→ Given instruction: Reproduce the records. Keep every word exact and include no images.

→ Extracted material:

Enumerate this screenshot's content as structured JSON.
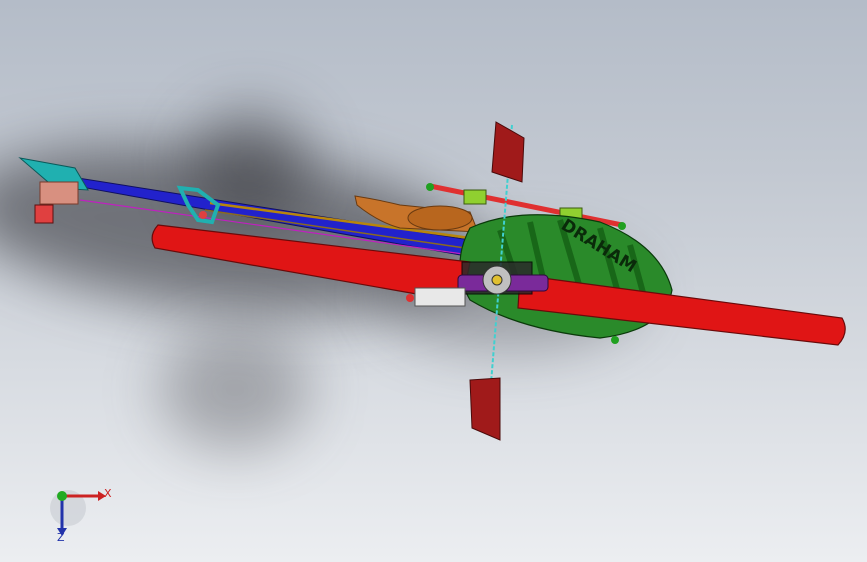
{
  "viewport": {
    "background_top": "#b4bcc8",
    "background_bottom": "#eceef1"
  },
  "model": {
    "decal_text": "DRAHAM",
    "colors": {
      "main_blade": "#e01515",
      "canopy": "#2a8a2a",
      "tail_boom": "#2222cc",
      "tail_fin": "#20b0b0",
      "muffler": "#c8742a",
      "flybar_paddle": "#a01a1a",
      "rotor_head": "#7a2a9a",
      "shaft": "#40d0d0"
    }
  },
  "triad": {
    "x_label": "X",
    "z_label": "Z",
    "x_color": "#cc2222",
    "z_color": "#2233aa",
    "y_color": "#22aa22"
  }
}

→ Task output:
Enumerate this screenshot's content as structured JSON.
{
  "viewport": {
    "background_top": "#b4bcc8",
    "background_bottom": "#eceef1"
  },
  "model": {
    "decal_text": "DRAHAM",
    "colors": {
      "main_blade": "#e01515",
      "canopy": "#2a8a2a",
      "tail_boom": "#2222cc",
      "tail_fin": "#20b0b0",
      "muffler": "#c8742a",
      "flybar_paddle": "#a01a1a",
      "rotor_head": "#7a2a9a",
      "shaft": "#40d0d0"
    }
  },
  "triad": {
    "x_label": "X",
    "z_label": "Z",
    "x_color": "#cc2222",
    "z_color": "#2233aa",
    "y_color": "#22aa22"
  }
}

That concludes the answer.